Task directions. Turn the items below into one numbered list with no blank lines. Leave the pictures out.
══ Provided records
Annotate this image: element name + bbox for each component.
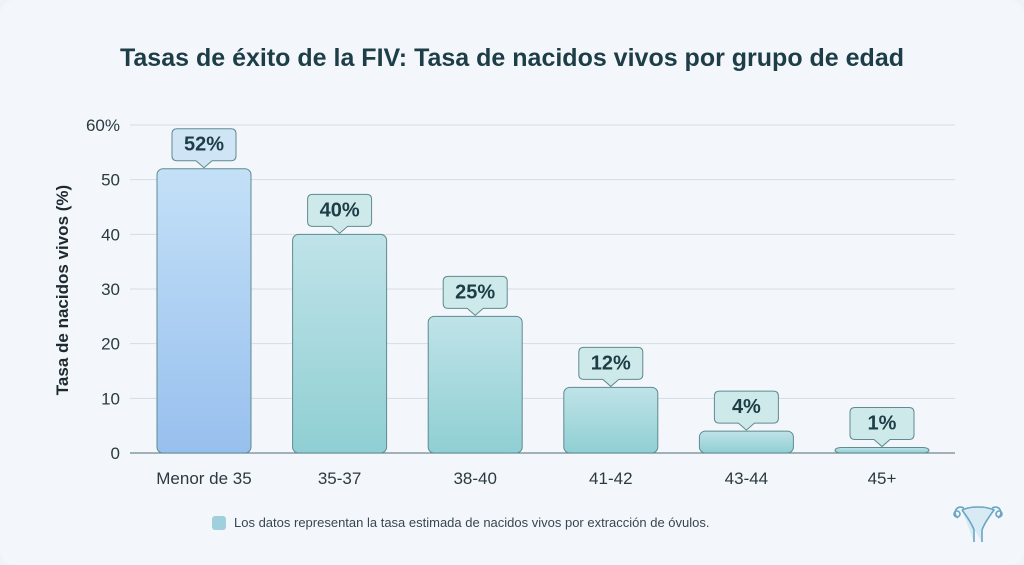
data-label-bubble (171, 128, 237, 169)
chart-title: Tasas de éxito de la FIV: Tasa de nacido… (119, 44, 905, 72)
x-tick-label: 38-40 (453, 469, 496, 488)
data-label: 52% (184, 134, 224, 156)
legend: Los datos representan la tasa estimada d… (212, 515, 710, 530)
data-label: 4% (732, 396, 761, 418)
bar (427, 315, 523, 454)
data-label-bubble (849, 407, 915, 448)
data-label-bubble (442, 275, 508, 316)
y-tick-label: 30 (101, 280, 120, 299)
bar (698, 430, 794, 454)
data-label: 40% (320, 199, 360, 221)
x-tick-label: 35-37 (318, 469, 361, 488)
y-tick-label: 50 (101, 171, 120, 190)
data-label-bubble (713, 390, 779, 431)
y-tick-label: 0 (111, 444, 120, 463)
y-tick-label: 10 (101, 389, 120, 408)
bar (563, 386, 659, 454)
y-tick-label: 40 (101, 225, 120, 244)
x-tick-label: 45+ (868, 469, 897, 488)
bar (834, 447, 930, 454)
y-axis-label: Tasa de nacidos vivos (%) (53, 185, 72, 395)
bar (292, 233, 388, 454)
y-tick-label: 60% (86, 116, 120, 135)
y-tick-label: 20 (101, 335, 120, 354)
uterus-icon (953, 506, 1003, 542)
legend-swatch (212, 515, 226, 530)
data-label: 25% (455, 281, 495, 303)
x-tick-label: 43-44 (725, 469, 768, 488)
bar (156, 168, 252, 454)
x-tick-label: 41-42 (589, 469, 632, 488)
data-label: 12% (591, 352, 631, 374)
data-label-bubble (307, 193, 373, 234)
data-label: 1% (868, 413, 897, 435)
legend-text: Los datos representan la tasa estimada d… (234, 515, 710, 530)
x-tick-label: Menor de 35 (156, 469, 251, 488)
data-label-bubble (578, 346, 644, 388)
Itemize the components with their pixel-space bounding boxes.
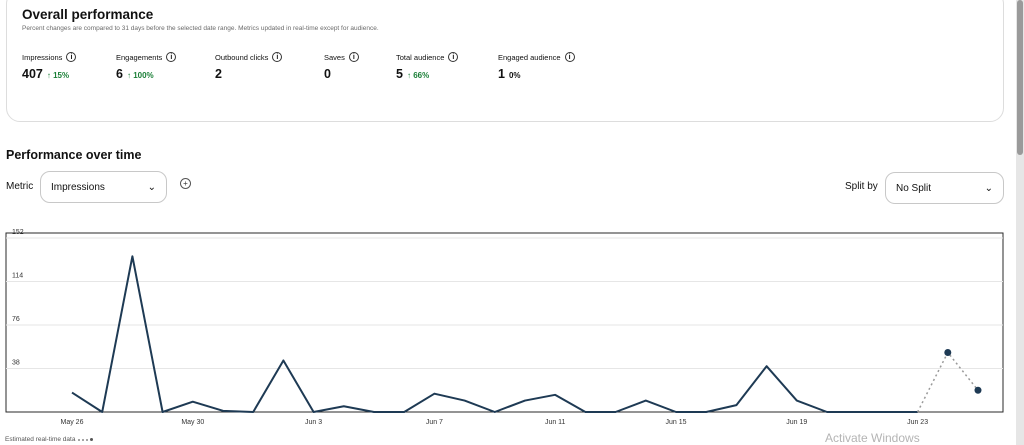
════
Solution below.
1. Annotate this image: element name + bbox for each component.
2. data-label-bubble (171, 128, 237, 169)
3. chart-title: Tasas de éxito de la FIV: Tasa de nacido… (119, 44, 905, 72)
4. x-tick-label: 38-40 (453, 469, 496, 488)
5. data-label: 52% (184, 134, 224, 156)
6. legend: Los datos representan la tasa estimada d… (212, 515, 710, 530)
7. data-label: 4% (732, 396, 761, 418)
8. bar (427, 315, 523, 454)
9. data-label-bubble (849, 407, 915, 448)
10. data-label-bubble (442, 275, 508, 316)
11. y-tick-label: 30 (101, 280, 120, 299)
12. bar (698, 430, 794, 454)
13. data-label: 40% (320, 199, 360, 221)
14. x-tick-label: 35-37 (318, 469, 361, 488)
15. y-tick-label: 50 (101, 171, 120, 190)
16. data-label-bubble (713, 390, 779, 431)
17. y-tick-label: 0 (111, 444, 120, 463)
18. y-tick-label: 10 (101, 389, 120, 408)
19. bar (563, 386, 659, 454)
20. y-tick-label: 40 (101, 225, 120, 244)
21. x-tick-label: 45+ (868, 469, 897, 488)
22. bar (834, 447, 930, 454)
23. y-axis-label: Tasa de nacidos vivos (%) (53, 185, 72, 395)
24. bar (292, 233, 388, 454)
25. y-tick-label: 60% (86, 116, 120, 135)
26. y-tick-label: 20 (101, 335, 120, 354)
27. uterus-icon (953, 506, 1003, 542)
28. legend-swatch (212, 515, 226, 530)
29. data-label: 25% (455, 281, 495, 303)
30. x-tick-label: 43-44 (725, 469, 768, 488)
31. bar (156, 168, 252, 454)
32. x-tick-label: 41-42 (589, 469, 632, 488)
33. data-label: 12% (591, 352, 631, 374)
34. data-label-bubble (307, 193, 373, 234)
35. data-label: 1% (868, 413, 897, 435)
36. legend-text: Los datos representan la tasa estimada d… (234, 515, 710, 530)
37. x-tick-label: Menor de 35 (156, 469, 251, 488)
38. data-label-bubble (578, 346, 644, 388)
39. Itemize the components with their pixel-space bounding boxes.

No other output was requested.